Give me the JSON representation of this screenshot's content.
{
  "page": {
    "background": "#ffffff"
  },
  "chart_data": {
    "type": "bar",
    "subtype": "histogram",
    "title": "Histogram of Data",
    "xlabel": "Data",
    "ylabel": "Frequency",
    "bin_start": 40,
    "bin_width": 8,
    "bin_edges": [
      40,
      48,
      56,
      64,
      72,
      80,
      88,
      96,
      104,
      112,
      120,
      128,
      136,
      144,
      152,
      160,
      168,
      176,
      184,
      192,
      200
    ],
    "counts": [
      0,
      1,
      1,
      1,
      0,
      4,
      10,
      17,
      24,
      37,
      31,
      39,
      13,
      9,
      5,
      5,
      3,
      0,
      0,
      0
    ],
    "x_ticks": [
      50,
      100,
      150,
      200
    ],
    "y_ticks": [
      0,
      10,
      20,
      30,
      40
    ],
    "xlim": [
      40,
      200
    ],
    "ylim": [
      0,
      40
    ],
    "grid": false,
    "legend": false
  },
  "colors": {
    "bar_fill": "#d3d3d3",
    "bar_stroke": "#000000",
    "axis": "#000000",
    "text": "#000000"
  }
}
-------------------------
SHORT TASK ::
Each line of the listing should be copied exactly.

EXERCISE RESPONSE ::
Give me the JSON representation of this screenshot's content.
{
  "page": {
    "background": "#ffffff"
  },
  "chart_data": {
    "type": "bar",
    "subtype": "histogram",
    "title": "Histogram of Data",
    "xlabel": "Data",
    "ylabel": "Frequency",
    "bin_start": 40,
    "bin_width": 8,
    "bin_edges": [
      40,
      48,
      56,
      64,
      72,
      80,
      88,
      96,
      104,
      112,
      120,
      128,
      136,
      144,
      152,
      160,
      168,
      176,
      184,
      192,
      200
    ],
    "counts": [
      0,
      1,
      1,
      1,
      0,
      4,
      10,
      17,
      24,
      37,
      31,
      39,
      13,
      9,
      5,
      5,
      3,
      0,
      0,
      0
    ],
    "x_ticks": [
      50,
      100,
      150,
      200
    ],
    "y_ticks": [
      0,
      10,
      20,
      30,
      40
    ],
    "xlim": [
      40,
      200
    ],
    "ylim": [
      0,
      40
    ],
    "grid": false,
    "legend": false
  },
  "colors": {
    "bar_fill": "#d3d3d3",
    "bar_stroke": "#000000",
    "axis": "#000000",
    "text": "#000000"
  }
}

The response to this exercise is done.